Data entries
---

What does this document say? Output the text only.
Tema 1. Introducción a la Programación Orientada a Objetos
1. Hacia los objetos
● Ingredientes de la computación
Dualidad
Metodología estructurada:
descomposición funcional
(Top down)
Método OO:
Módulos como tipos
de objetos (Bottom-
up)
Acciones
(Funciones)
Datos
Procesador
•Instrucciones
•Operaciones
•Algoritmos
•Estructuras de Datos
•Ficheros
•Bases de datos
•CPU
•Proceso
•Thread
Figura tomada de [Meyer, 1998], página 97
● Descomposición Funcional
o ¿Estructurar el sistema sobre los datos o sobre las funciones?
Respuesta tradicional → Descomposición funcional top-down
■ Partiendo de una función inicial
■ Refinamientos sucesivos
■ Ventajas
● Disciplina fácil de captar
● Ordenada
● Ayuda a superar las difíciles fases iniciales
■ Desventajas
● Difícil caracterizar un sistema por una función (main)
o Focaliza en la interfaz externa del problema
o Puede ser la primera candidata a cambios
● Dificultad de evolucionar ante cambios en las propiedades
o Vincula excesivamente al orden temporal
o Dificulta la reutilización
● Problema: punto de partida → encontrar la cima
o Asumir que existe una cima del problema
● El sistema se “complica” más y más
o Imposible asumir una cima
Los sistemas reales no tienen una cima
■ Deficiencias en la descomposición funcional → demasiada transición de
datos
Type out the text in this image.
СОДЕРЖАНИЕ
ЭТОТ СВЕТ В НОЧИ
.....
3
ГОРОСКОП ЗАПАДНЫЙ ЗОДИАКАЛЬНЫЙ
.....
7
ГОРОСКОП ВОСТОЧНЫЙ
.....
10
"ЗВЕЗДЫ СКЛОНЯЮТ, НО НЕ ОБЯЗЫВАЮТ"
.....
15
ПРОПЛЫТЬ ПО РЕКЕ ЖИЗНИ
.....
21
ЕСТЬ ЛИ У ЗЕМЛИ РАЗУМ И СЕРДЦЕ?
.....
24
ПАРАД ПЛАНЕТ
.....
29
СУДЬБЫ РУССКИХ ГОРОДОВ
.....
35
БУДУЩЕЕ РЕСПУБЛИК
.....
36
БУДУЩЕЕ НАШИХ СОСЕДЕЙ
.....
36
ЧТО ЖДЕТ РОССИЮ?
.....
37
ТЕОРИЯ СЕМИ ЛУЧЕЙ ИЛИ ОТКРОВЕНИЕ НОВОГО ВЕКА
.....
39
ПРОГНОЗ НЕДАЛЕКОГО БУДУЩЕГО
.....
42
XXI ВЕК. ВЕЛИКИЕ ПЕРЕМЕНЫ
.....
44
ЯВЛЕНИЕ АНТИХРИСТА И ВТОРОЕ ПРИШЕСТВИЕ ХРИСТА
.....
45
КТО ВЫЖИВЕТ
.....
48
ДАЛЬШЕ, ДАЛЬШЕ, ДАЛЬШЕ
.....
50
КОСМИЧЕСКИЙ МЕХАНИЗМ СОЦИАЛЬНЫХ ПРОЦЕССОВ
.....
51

---

WHAT THE EXERCISE ASKS.
Only the lines from the one containing "Type out the text in this image." through the end of the material should be reproduced, exactly, with both ends included.

REPLY TO THE TASK.
Type out the text in this image.
СОДЕРЖАНИЕ
ЭТОТ СВЕТ В НОЧИ
.....
3
ГОРОСКОП ЗАПАДНЫЙ ЗОДИАКАЛЬНЫЙ
.....
7
ГОРОСКОП ВОСТОЧНЫЙ
.....
10
"ЗВЕЗДЫ СКЛОНЯЮТ, НО НЕ ОБЯЗЫВАЮТ"
.....
15
ПРОПЛЫТЬ ПО РЕКЕ ЖИЗНИ
.....
21
ЕСТЬ ЛИ У ЗЕМЛИ РАЗУМ И СЕРДЦЕ?
.....
24
ПАРАД ПЛАНЕТ
.....
29
СУДЬБЫ РУССКИХ ГОРОДОВ
.....
35
БУДУЩЕЕ РЕСПУБЛИК
.....
36
БУДУЩЕЕ НАШИХ СОСЕДЕЙ
.....
36
ЧТО ЖДЕТ РОССИЮ?
.....
37
ТЕОРИЯ СЕМИ ЛУЧЕЙ ИЛИ ОТКРОВЕНИЕ НОВОГО ВЕКА
.....
39
ПРОГНОЗ НЕДАЛЕКОГО БУДУЩЕГО
.....
42
XXI ВЕК. ВЕЛИКИЕ ПЕРЕМЕНЫ
.....
44
ЯВЛЕНИЕ АНТИХРИСТА И ВТОРОЕ ПРИШЕСТВИЕ ХРИСТА
.....
45
КТО ВЫЖИВЕТ
.....
48
ДАЛЬШЕ, ДАЛЬШЕ, ДАЛЬШЕ
.....
50
КОСМИЧЕСКИЙ МЕХАНИЗМ СОЦИАЛЬНЫХ ПРОЦЕССОВ
.....
51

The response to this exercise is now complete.